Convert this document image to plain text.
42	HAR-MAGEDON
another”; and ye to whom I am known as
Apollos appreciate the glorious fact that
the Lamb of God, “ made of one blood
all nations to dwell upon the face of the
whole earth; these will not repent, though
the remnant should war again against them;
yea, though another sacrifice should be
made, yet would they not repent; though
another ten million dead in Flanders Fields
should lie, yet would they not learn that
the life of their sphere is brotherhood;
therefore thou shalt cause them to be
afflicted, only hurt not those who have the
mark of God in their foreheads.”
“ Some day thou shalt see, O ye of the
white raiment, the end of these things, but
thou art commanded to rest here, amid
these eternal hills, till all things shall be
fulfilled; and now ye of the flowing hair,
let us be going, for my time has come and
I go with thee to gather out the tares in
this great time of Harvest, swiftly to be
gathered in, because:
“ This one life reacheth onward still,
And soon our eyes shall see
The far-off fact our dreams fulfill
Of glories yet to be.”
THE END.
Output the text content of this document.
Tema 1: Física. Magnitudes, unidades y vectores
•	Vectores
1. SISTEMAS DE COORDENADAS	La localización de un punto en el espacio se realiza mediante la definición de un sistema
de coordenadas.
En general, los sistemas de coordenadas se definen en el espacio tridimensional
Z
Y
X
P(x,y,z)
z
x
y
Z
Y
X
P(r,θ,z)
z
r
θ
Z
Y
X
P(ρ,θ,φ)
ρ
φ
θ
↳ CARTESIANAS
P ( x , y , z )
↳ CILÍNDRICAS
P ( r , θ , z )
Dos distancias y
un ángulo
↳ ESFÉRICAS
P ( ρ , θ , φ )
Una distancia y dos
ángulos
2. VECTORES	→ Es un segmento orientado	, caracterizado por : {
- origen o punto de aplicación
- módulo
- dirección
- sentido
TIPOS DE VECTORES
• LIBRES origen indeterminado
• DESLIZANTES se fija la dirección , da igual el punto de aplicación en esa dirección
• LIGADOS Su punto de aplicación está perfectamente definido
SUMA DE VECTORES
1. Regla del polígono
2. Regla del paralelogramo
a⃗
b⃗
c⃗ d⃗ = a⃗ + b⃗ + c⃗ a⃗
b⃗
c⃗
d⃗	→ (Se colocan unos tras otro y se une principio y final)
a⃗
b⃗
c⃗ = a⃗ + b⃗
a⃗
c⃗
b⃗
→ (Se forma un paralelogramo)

▶ _JOB_
Please repeat the listing above in full and exactly.

▶ _SOLVED EXERCISE_
Convert this document image to plain text.
42	HAR-MAGEDON
another”; and ye to whom I am known as
Apollos appreciate the glorious fact that
the Lamb of God, “ made of one blood
all nations to dwell upon the face of the
whole earth; these will not repent, though
the remnant should war again against them;
yea, though another sacrifice should be
made, yet would they not repent; though
another ten million dead in Flanders Fields
should lie, yet would they not learn that
the life of their sphere is brotherhood;
therefore thou shalt cause them to be
afflicted, only hurt not those who have the
mark of God in their foreheads.”
“ Some day thou shalt see, O ye of the
white raiment, the end of these things, but
thou art commanded to rest here, amid
these eternal hills, till all things shall be
fulfilled; and now ye of the flowing hair,
let us be going, for my time has come and
I go with thee to gather out the tares in
this great time of Harvest, swiftly to be
gathered in, because:
“ This one life reacheth onward still,
And soon our eyes shall see
The far-off fact our dreams fulfill
Of glories yet to be.”
THE END.
Output the text content of this document.
Tema 1: Física. Magnitudes, unidades y vectores
•	Vectores
1. SISTEMAS DE COORDENADAS	La localización de un punto en el espacio se realiza mediante la definición de un sistema
de coordenadas.
En general, los sistemas de coordenadas se definen en el espacio tridimensional
Z
Y
X
P(x,y,z)
z
x
y
Z
Y
X
P(r,θ,z)
z
r
θ
Z
Y
X
P(ρ,θ,φ)
ρ
φ
θ
↳ CARTESIANAS
P ( x , y , z )
↳ CILÍNDRICAS
P ( r , θ , z )
Dos distancias y
un ángulo
↳ ESFÉRICAS
P ( ρ , θ , φ )
Una distancia y dos
ángulos
2. VECTORES	→ Es un segmento orientado	, caracterizado por : {
- origen o punto de aplicación
- módulo
- dirección
- sentido
TIPOS DE VECTORES
• LIBRES origen indeterminado
• DESLIZANTES se fija la dirección , da igual el punto de aplicación en esa dirección
• LIGADOS Su punto de aplicación está perfectamente definido
SUMA DE VECTORES
1. Regla del polígono
2. Regla del paralelogramo
a⃗
b⃗
c⃗ d⃗ = a⃗ + b⃗ + c⃗ a⃗
b⃗
c⃗
d⃗	→ (Se colocan unos tras otro y se une principio y final)
a⃗
b⃗
c⃗ = a⃗ + b⃗
a⃗
c⃗
b⃗
→ (Se forma un paralelogramo)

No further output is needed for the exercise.